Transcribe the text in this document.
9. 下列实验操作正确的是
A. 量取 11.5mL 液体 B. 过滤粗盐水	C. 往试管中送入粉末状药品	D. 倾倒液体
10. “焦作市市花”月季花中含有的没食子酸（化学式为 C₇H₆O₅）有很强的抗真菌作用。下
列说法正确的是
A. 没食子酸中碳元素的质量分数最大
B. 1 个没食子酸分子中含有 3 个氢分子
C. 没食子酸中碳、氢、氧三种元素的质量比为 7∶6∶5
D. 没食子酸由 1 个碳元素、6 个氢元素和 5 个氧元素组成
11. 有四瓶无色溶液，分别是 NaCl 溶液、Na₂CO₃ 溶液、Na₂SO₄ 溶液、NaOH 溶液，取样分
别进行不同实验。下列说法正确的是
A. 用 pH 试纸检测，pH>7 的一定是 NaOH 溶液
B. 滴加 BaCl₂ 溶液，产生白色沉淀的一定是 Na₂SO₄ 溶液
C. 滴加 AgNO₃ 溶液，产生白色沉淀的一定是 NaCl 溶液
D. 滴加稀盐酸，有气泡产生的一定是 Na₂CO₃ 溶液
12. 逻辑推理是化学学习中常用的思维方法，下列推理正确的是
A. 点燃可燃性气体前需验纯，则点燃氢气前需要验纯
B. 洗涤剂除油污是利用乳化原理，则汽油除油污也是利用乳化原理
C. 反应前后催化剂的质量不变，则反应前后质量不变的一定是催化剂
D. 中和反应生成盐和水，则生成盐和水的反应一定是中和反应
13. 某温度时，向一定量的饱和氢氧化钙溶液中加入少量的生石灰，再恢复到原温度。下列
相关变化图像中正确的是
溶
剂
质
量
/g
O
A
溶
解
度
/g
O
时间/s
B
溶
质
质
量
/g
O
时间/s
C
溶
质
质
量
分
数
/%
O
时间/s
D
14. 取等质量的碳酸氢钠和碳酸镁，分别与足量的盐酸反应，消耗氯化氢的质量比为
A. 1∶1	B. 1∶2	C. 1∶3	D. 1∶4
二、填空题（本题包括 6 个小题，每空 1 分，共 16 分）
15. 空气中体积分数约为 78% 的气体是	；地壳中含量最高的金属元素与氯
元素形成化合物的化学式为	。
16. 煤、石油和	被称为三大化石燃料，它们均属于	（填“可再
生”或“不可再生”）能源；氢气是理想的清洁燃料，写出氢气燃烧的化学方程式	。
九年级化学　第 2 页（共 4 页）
※ ※ ※
Exact copies of all the records are required.

*ANSWER TO THIS PROBLEM:*
Transcribe the text in this document.
9. 下列实验操作正确的是
A. 量取 11.5mL 液体 B. 过滤粗盐水	C. 往试管中送入粉末状药品	D. 倾倒液体
10. “焦作市市花”月季花中含有的没食子酸（化学式为 C₇H₆O₅）有很强的抗真菌作用。下
列说法正确的是
A. 没食子酸中碳元素的质量分数最大
B. 1 个没食子酸分子中含有 3 个氢分子
C. 没食子酸中碳、氢、氧三种元素的质量比为 7∶6∶5
D. 没食子酸由 1 个碳元素、6 个氢元素和 5 个氧元素组成
11. 有四瓶无色溶液，分别是 NaCl 溶液、Na₂CO₃ 溶液、Na₂SO₄ 溶液、NaOH 溶液，取样分
别进行不同实验。下列说法正确的是
A. 用 pH 试纸检测，pH>7 的一定是 NaOH 溶液
B. 滴加 BaCl₂ 溶液，产生白色沉淀的一定是 Na₂SO₄ 溶液
C. 滴加 AgNO₃ 溶液，产生白色沉淀的一定是 NaCl 溶液
D. 滴加稀盐酸，有气泡产生的一定是 Na₂CO₃ 溶液
12. 逻辑推理是化学学习中常用的思维方法，下列推理正确的是
A. 点燃可燃性气体前需验纯，则点燃氢气前需要验纯
B. 洗涤剂除油污是利用乳化原理，则汽油除油污也是利用乳化原理
C. 反应前后催化剂的质量不变，则反应前后质量不变的一定是催化剂
D. 中和反应生成盐和水，则生成盐和水的反应一定是中和反应
13. 某温度时，向一定量的饱和氢氧化钙溶液中加入少量的生石灰，再恢复到原温度。下列
相关变化图像中正确的是
溶
剂
质
量
/g
O
A
溶
解
度
/g
O
时间/s
B
溶
质
质
量
/g
O
时间/s
C
溶
质
质
量
分
数
/%
O
时间/s
D
14. 取等质量的碳酸氢钠和碳酸镁，分别与足量的盐酸反应，消耗氯化氢的质量比为
A. 1∶1	B. 1∶2	C. 1∶3	D. 1∶4
二、填空题（本题包括 6 个小题，每空 1 分，共 16 分）
15. 空气中体积分数约为 78% 的气体是	；地壳中含量最高的金属元素与氯
元素形成化合物的化学式为	。
16. 煤、石油和	被称为三大化石燃料，它们均属于	（填“可再
生”或“不可再生”）能源；氢气是理想的清洁燃料，写出氢气燃烧的化学方程式	。
九年级化学　第 2 页（共 4 页）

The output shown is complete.